--- begin Entries provided ---
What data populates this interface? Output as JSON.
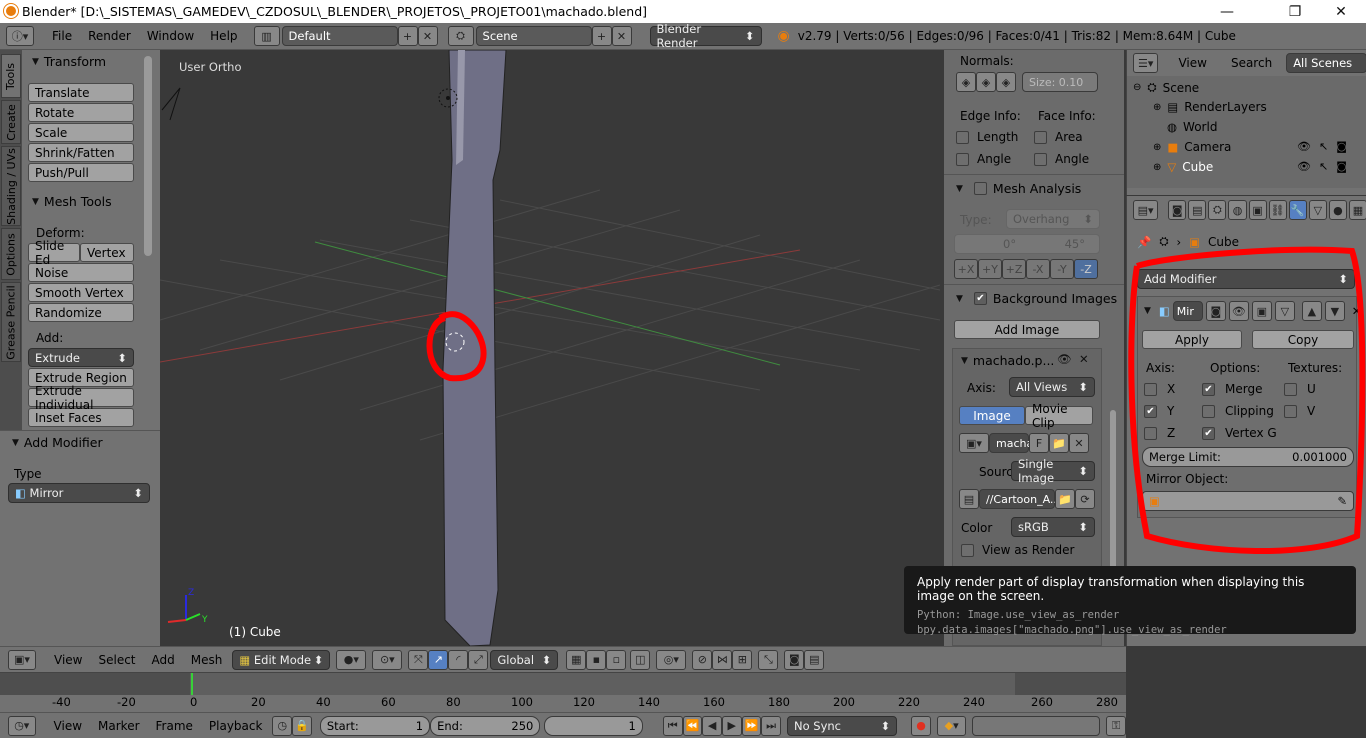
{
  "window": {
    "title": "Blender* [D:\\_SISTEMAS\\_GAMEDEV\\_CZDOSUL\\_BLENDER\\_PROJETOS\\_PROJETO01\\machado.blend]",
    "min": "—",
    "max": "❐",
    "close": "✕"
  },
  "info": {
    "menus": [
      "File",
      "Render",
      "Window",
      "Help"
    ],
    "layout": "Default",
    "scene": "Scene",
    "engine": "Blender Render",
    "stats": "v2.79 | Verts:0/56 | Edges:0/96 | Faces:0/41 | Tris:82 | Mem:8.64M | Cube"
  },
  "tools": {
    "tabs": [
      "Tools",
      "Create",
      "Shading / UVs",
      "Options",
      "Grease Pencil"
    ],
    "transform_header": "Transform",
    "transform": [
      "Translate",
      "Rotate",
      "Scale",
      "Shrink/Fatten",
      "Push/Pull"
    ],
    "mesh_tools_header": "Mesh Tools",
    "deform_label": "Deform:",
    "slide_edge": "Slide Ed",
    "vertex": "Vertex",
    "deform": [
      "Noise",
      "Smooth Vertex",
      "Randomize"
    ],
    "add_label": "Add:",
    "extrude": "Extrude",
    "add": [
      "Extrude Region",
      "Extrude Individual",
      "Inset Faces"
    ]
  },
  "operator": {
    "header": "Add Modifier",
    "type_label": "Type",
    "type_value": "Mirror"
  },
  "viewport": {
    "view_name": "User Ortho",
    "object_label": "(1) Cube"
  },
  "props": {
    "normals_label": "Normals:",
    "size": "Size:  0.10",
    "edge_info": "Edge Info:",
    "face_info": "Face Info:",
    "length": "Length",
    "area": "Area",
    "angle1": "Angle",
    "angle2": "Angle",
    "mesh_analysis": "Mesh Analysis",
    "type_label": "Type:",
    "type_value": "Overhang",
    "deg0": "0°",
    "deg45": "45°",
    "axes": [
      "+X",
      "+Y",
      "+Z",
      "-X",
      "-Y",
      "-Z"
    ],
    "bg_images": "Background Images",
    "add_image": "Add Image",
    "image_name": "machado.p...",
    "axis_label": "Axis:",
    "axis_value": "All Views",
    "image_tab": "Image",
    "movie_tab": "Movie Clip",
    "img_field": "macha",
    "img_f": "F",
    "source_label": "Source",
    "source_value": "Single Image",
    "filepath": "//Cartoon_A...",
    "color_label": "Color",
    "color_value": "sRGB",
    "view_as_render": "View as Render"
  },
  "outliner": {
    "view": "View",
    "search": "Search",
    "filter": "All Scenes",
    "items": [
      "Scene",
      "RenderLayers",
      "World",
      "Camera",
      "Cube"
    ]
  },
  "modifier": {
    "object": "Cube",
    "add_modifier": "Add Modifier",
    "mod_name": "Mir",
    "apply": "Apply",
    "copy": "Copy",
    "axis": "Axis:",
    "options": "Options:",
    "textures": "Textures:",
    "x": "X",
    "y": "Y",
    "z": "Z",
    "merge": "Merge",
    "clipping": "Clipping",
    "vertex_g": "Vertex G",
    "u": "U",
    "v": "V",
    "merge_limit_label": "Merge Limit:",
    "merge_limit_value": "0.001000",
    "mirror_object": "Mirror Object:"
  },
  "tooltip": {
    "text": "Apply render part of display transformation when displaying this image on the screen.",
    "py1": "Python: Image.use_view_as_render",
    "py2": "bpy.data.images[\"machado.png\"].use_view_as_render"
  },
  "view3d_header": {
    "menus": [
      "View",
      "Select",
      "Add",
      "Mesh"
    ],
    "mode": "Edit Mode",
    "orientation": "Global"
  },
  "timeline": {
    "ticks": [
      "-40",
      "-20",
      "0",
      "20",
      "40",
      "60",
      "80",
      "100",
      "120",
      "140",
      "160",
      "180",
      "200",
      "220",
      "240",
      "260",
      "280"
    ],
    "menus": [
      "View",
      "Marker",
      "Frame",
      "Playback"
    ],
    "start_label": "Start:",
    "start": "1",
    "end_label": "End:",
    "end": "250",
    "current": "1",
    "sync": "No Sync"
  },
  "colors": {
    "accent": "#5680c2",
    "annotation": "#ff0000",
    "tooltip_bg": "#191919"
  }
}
--- end Entries provided ---
**Your goal**
Count up the lines in the listing that hold the word "data", and give that number only.

**Solution to this exercise**
2